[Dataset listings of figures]
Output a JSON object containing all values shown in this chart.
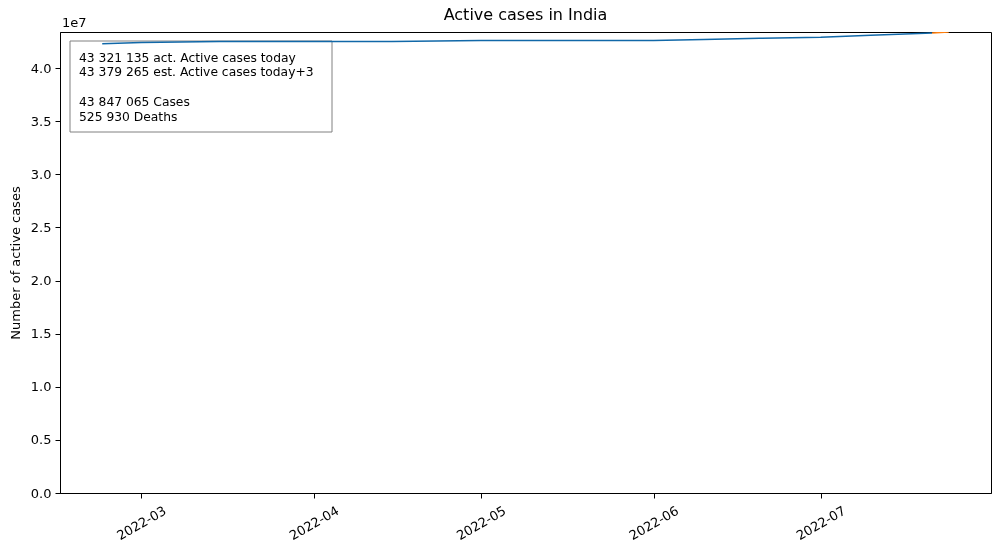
{
  "chart_data": {
    "type": "line",
    "title": "Active cases in India",
    "ylabel": "Number of active cases",
    "annotations": [
      "1e7",
      "43 321 135 act. Active cases today",
      "43 379 265 est. Active cases today+3",
      "43 847 065 Cases",
      "525 930 Deaths"
    ],
    "series": [
      {
        "color": "#1168a8",
        "x": [
          "2022-02-22",
          "2022-03-01",
          "2022-03-15",
          "2022-04-01",
          "2022-04-15",
          "2022-05-01",
          "2022-05-15",
          "2022-06-01",
          "2022-06-10",
          "2022-06-20",
          "2022-07-01",
          "2022-07-10",
          "2022-07-21"
        ],
        "values": [
          4.23,
          4.24,
          4.25,
          4.25,
          4.25,
          4.26,
          4.26,
          4.26,
          4.27,
          4.28,
          4.29,
          4.31,
          4.33
        ]
      },
      {
        "color": "#ff7f0e",
        "x": [
          "2022-07-21",
          "2022-07-24"
        ],
        "values": [
          4.33,
          4.34
        ]
      }
    ],
    "xlim": [
      "2022-02-14T10:00",
      "2022-07-31T14:00"
    ],
    "xticks": [
      "2022-03",
      "2022-04",
      "2022-05",
      "2022-06",
      "2022-07"
    ],
    "ylim": [
      0,
      4.34
    ],
    "yticks": [
      {
        "value": 0,
        "label": "0.0"
      },
      0.5,
      {
        "value": 1,
        "label": "1.0"
      },
      1.5,
      {
        "value": 2,
        "label": "2.0"
      },
      2.5,
      {
        "value": 3,
        "label": "3.0"
      },
      3.5,
      {
        "value": 4,
        "label": "4.0"
      }
    ]
  }
}
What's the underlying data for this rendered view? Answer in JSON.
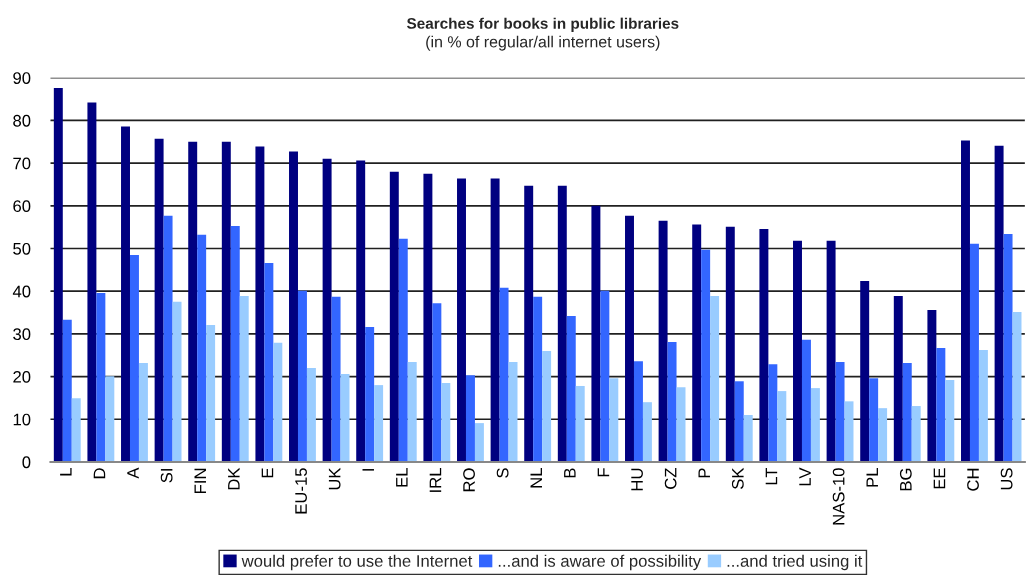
{
  "chart_data": {
    "type": "bar",
    "title": "Searches for books in public libraries",
    "subtitle": "(in % of regular/all internet users)",
    "categories": [
      "L",
      "D",
      "A",
      "SI",
      "FIN",
      "DK",
      "E",
      "EU-15",
      "UK",
      "I",
      "EL",
      "IRL",
      "RO",
      "S",
      "NL",
      "B",
      "F",
      "HU",
      "CZ",
      "P",
      "SK",
      "LT",
      "LV",
      "NAS-10",
      "PL",
      "BG",
      "EE",
      "CH",
      "US"
    ],
    "series": [
      {
        "name": "would prefer to use the Internet",
        "color": "#000080",
        "values": [
          87.6,
          84.2,
          78.6,
          75.7,
          75.0,
          75.0,
          73.9,
          72.7,
          71.0,
          70.6,
          68.0,
          67.5,
          66.4,
          66.4,
          64.7,
          64.7,
          60.0,
          57.7,
          56.5,
          55.6,
          55.1,
          54.6,
          51.8,
          51.8,
          42.4,
          38.9,
          35.6,
          75.3,
          74.1
        ]
      },
      {
        "name": "...and is aware of possibility",
        "color": "#3366ff",
        "values": [
          33.3,
          39.6,
          48.5,
          57.7,
          53.2,
          55.3,
          46.6,
          40.1,
          38.7,
          31.6,
          52.3,
          37.2,
          20.3,
          40.8,
          38.7,
          34.2,
          40.1,
          23.6,
          28.1,
          49.7,
          18.9,
          22.9,
          28.6,
          23.4,
          19.6,
          23.2,
          26.7,
          51.1,
          53.4
        ]
      },
      {
        "name": "...and tried using it",
        "color": "#99ccff",
        "values": [
          14.9,
          20.1,
          23.2,
          37.5,
          32.1,
          38.9,
          27.9,
          22.0,
          20.6,
          18.0,
          23.4,
          18.5,
          9.1,
          23.4,
          26.0,
          17.8,
          19.6,
          14.0,
          17.5,
          38.9,
          11.0,
          16.6,
          17.3,
          14.2,
          12.6,
          13.1,
          19.2,
          26.2,
          35.1
        ]
      }
    ],
    "ylim": [
      0,
      90
    ],
    "yticks": [
      0,
      10,
      20,
      30,
      40,
      50,
      60,
      70,
      80,
      90
    ],
    "grid": "y",
    "legend": "bottom"
  }
}
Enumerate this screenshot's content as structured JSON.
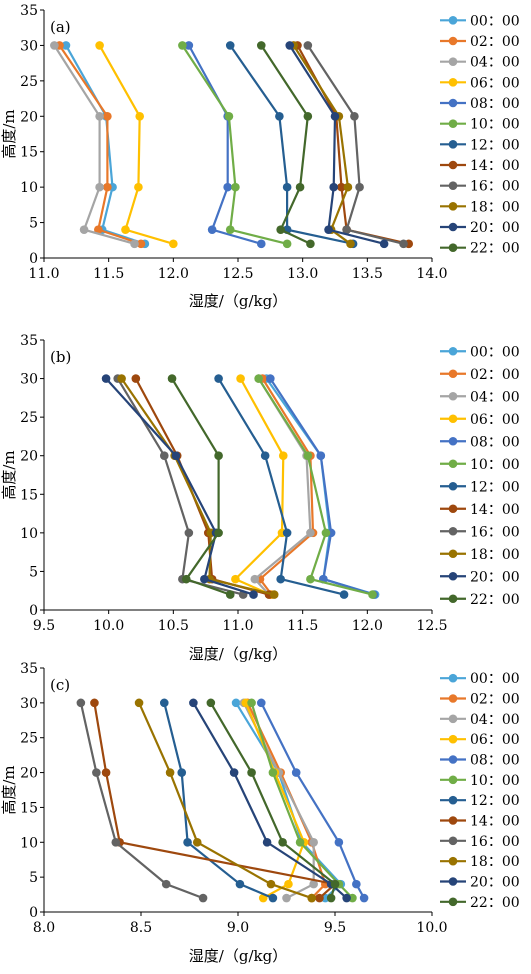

_PROBLEM REQUIREMENTS:_
List all lines above in which the string "today" appears.

_RESULT FOR THIS TASK:_
      "43 321 135 act. Active cases today",
      "43 379 265 est. Active cases today+3",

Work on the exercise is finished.